INSTRUCTION: Reproduce the listing below verbatim.
------------------------------------------------------------
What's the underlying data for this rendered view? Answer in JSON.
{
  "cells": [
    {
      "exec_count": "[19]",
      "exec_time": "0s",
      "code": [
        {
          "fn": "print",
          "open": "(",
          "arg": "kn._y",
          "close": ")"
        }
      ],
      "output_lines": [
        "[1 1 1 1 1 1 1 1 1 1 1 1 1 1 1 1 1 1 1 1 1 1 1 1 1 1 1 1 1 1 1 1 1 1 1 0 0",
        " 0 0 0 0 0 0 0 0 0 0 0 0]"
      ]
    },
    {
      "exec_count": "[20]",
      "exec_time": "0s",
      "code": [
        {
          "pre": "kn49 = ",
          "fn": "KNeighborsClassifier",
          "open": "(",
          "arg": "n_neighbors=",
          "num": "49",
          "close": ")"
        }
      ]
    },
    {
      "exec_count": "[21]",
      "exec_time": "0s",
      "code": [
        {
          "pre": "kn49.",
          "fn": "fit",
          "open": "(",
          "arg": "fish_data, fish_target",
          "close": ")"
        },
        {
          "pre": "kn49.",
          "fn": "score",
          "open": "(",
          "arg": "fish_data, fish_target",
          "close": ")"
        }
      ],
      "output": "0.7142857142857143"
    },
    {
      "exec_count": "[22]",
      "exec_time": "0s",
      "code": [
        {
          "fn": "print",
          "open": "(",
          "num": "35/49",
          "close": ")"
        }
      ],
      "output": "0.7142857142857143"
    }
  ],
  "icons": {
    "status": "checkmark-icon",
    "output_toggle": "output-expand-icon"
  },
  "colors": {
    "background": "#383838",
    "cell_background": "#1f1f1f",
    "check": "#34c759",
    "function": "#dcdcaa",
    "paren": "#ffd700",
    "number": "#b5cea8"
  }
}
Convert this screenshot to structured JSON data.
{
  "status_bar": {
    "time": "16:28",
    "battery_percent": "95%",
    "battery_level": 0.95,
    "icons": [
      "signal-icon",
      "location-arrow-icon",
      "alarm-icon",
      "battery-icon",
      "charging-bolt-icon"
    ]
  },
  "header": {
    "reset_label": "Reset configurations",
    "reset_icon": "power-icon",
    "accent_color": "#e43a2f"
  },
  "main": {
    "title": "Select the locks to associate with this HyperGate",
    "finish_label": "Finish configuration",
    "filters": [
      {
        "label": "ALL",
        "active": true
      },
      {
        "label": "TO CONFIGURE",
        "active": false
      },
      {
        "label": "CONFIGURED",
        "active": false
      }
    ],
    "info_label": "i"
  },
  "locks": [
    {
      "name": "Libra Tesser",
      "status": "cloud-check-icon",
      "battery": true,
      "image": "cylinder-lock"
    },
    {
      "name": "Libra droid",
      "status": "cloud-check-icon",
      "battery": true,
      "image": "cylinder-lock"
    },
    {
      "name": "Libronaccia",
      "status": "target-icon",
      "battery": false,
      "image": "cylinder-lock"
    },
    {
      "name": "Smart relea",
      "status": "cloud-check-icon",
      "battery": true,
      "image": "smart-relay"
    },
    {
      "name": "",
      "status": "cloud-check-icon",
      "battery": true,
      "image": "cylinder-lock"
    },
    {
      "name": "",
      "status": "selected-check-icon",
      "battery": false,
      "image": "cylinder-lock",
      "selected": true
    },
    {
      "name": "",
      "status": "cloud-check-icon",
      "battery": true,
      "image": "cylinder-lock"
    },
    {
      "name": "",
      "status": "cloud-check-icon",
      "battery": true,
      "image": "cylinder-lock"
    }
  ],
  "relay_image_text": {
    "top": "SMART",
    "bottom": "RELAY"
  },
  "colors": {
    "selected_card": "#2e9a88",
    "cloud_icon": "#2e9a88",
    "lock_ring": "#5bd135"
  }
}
------------------------------------------------------------
FINISHED ANSWER:
What's the underlying data for this rendered view? Answer in JSON.
{
  "cells": [
    {
      "exec_count": "[19]",
      "exec_time": "0s",
      "code": [
        {
          "fn": "print",
          "open": "(",
          "arg": "kn._y",
          "close": ")"
        }
      ],
      "output_lines": [
        "[1 1 1 1 1 1 1 1 1 1 1 1 1 1 1 1 1 1 1 1 1 1 1 1 1 1 1 1 1 1 1 1 1 1 1 0 0",
        " 0 0 0 0 0 0 0 0 0 0 0 0]"
      ]
    },
    {
      "exec_count": "[20]",
      "exec_time": "0s",
      "code": [
        {
          "pre": "kn49 = ",
          "fn": "KNeighborsClassifier",
          "open": "(",
          "arg": "n_neighbors=",
          "num": "49",
          "close": ")"
        }
      ]
    },
    {
      "exec_count": "[21]",
      "exec_time": "0s",
      "code": [
        {
          "pre": "kn49.",
          "fn": "fit",
          "open": "(",
          "arg": "fish_data, fish_target",
          "close": ")"
        },
        {
          "pre": "kn49.",
          "fn": "score",
          "open": "(",
          "arg": "fish_data, fish_target",
          "close": ")"
        }
      ],
      "output": "0.7142857142857143"
    },
    {
      "exec_count": "[22]",
      "exec_time": "0s",
      "code": [
        {
          "fn": "print",
          "open": "(",
          "num": "35/49",
          "close": ")"
        }
      ],
      "output": "0.7142857142857143"
    }
  ],
  "icons": {
    "status": "checkmark-icon",
    "output_toggle": "output-expand-icon"
  },
  "colors": {
    "background": "#383838",
    "cell_background": "#1f1f1f",
    "check": "#34c759",
    "function": "#dcdcaa",
    "paren": "#ffd700",
    "number": "#b5cea8"
  }
}
Convert this screenshot to structured JSON data.
{
  "status_bar": {
    "time": "16:28",
    "battery_percent": "95%",
    "battery_level": 0.95,
    "icons": [
      "signal-icon",
      "location-arrow-icon",
      "alarm-icon",
      "battery-icon",
      "charging-bolt-icon"
    ]
  },
  "header": {
    "reset_label": "Reset configurations",
    "reset_icon": "power-icon",
    "accent_color": "#e43a2f"
  },
  "main": {
    "title": "Select the locks to associate with this HyperGate",
    "finish_label": "Finish configuration",
    "filters": [
      {
        "label": "ALL",
        "active": true
      },
      {
        "label": "TO CONFIGURE",
        "active": false
      },
      {
        "label": "CONFIGURED",
        "active": false
      }
    ],
    "info_label": "i"
  },
  "locks": [
    {
      "name": "Libra Tesser",
      "status": "cloud-check-icon",
      "battery": true,
      "image": "cylinder-lock"
    },
    {
      "name": "Libra droid",
      "status": "cloud-check-icon",
      "battery": true,
      "image": "cylinder-lock"
    },
    {
      "name": "Libronaccia",
      "status": "target-icon",
      "battery": false,
      "image": "cylinder-lock"
    },
    {
      "name": "Smart relea",
      "status": "cloud-check-icon",
      "battery": true,
      "image": "smart-relay"
    },
    {
      "name": "",
      "status": "cloud-check-icon",
      "battery": true,
      "image": "cylinder-lock"
    },
    {
      "name": "",
      "status": "selected-check-icon",
      "battery": false,
      "image": "cylinder-lock",
      "selected": true
    },
    {
      "name": "",
      "status": "cloud-check-icon",
      "battery": true,
      "image": "cylinder-lock"
    },
    {
      "name": "",
      "status": "cloud-check-icon",
      "battery": true,
      "image": "cylinder-lock"
    }
  ],
  "relay_image_text": {
    "top": "SMART",
    "bottom": "RELAY"
  },
  "colors": {
    "selected_card": "#2e9a88",
    "cloud_icon": "#2e9a88",
    "lock_ring": "#5bd135"
  }
}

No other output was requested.